**Task instructions**
Go through the data below and gather each line containing "JSON".

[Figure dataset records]
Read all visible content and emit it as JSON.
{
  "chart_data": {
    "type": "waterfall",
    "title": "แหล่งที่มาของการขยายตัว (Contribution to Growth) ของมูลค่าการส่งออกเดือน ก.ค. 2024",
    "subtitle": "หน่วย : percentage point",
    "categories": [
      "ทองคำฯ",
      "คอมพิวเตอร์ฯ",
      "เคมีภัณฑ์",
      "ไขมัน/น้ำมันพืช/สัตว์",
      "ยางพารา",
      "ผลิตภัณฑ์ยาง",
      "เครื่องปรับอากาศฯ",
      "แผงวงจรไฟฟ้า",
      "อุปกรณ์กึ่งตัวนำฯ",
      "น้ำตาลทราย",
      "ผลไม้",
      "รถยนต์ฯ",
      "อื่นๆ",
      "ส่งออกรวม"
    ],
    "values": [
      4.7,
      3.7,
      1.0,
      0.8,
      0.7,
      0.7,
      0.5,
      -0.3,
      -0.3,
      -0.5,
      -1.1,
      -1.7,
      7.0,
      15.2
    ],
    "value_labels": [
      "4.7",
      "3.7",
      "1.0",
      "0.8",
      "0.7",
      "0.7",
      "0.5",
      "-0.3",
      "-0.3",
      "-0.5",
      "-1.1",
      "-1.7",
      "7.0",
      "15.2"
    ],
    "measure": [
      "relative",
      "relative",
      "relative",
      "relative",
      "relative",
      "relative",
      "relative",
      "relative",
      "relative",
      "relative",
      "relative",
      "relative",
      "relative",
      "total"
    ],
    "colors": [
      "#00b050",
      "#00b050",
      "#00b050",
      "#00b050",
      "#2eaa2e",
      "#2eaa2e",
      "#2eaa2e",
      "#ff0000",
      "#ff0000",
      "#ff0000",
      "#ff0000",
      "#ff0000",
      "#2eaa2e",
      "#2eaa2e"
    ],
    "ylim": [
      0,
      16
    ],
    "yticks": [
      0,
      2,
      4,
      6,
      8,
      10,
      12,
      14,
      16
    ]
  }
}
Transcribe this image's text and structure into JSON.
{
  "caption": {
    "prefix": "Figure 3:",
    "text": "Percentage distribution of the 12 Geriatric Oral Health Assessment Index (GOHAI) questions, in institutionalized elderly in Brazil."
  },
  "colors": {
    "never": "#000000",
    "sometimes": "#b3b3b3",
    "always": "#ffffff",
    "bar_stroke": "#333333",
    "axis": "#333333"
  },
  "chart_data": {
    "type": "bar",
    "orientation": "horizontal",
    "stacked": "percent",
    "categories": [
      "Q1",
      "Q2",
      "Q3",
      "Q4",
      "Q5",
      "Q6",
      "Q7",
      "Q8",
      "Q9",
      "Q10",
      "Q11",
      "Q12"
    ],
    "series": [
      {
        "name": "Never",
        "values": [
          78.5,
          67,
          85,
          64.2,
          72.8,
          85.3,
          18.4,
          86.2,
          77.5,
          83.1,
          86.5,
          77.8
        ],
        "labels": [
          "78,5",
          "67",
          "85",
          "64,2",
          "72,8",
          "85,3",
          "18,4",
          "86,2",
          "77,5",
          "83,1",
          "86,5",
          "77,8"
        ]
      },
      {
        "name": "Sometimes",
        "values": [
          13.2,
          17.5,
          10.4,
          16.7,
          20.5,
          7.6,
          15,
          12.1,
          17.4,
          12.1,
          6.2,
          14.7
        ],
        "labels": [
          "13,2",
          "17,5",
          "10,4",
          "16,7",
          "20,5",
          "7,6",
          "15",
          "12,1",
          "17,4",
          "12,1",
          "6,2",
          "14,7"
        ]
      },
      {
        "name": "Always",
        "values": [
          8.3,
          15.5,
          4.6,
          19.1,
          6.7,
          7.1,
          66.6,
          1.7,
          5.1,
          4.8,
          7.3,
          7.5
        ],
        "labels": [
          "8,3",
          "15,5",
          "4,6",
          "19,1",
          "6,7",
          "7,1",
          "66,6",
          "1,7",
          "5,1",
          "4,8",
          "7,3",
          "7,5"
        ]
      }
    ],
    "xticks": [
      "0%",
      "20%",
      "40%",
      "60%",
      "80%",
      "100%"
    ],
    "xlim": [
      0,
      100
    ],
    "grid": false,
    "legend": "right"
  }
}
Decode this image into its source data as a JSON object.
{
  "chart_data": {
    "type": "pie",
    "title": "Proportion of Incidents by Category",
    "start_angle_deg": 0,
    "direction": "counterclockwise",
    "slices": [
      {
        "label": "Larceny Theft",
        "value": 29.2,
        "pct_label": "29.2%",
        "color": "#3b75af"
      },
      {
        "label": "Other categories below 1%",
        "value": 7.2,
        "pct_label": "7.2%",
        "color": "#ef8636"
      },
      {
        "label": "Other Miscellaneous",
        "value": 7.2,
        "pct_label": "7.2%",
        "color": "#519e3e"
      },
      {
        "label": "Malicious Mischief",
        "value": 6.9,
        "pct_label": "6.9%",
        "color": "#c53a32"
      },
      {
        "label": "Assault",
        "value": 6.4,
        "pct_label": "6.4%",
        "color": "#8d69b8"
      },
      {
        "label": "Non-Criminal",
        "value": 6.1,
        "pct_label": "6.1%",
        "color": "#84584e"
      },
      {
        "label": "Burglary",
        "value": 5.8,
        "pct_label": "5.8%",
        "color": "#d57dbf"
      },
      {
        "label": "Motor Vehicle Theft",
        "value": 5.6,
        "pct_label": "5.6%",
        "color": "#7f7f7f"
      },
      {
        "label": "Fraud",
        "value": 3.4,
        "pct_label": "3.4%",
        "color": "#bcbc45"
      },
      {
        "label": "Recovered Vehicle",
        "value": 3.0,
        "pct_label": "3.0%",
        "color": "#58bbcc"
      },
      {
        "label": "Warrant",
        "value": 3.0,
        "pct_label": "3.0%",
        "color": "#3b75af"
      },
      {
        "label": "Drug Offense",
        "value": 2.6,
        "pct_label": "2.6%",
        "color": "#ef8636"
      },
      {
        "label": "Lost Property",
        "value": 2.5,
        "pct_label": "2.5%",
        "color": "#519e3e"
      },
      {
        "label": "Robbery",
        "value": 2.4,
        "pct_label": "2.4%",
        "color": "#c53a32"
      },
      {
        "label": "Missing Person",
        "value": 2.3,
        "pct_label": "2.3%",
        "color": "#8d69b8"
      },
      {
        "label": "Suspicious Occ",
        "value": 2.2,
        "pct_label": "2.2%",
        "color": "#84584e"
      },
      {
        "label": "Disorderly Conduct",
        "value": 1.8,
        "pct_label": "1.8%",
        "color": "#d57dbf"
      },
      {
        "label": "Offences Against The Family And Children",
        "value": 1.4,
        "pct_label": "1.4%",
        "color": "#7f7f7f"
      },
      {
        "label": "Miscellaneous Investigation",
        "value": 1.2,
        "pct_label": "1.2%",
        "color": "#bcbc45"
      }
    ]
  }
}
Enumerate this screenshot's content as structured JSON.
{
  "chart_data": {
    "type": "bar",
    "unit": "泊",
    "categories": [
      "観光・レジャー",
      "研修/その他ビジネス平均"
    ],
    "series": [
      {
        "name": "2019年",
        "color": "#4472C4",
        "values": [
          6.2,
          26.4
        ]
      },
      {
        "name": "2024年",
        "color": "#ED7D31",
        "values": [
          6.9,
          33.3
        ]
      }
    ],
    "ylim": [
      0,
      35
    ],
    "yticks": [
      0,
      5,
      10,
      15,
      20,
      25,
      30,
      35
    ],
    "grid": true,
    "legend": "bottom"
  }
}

**Complete answer**
Read all visible content and emit it as JSON.
Transcribe this image's text and structure into JSON.
Decode this image into its source data as a JSON object.
Enumerate this screenshot's content as structured JSON.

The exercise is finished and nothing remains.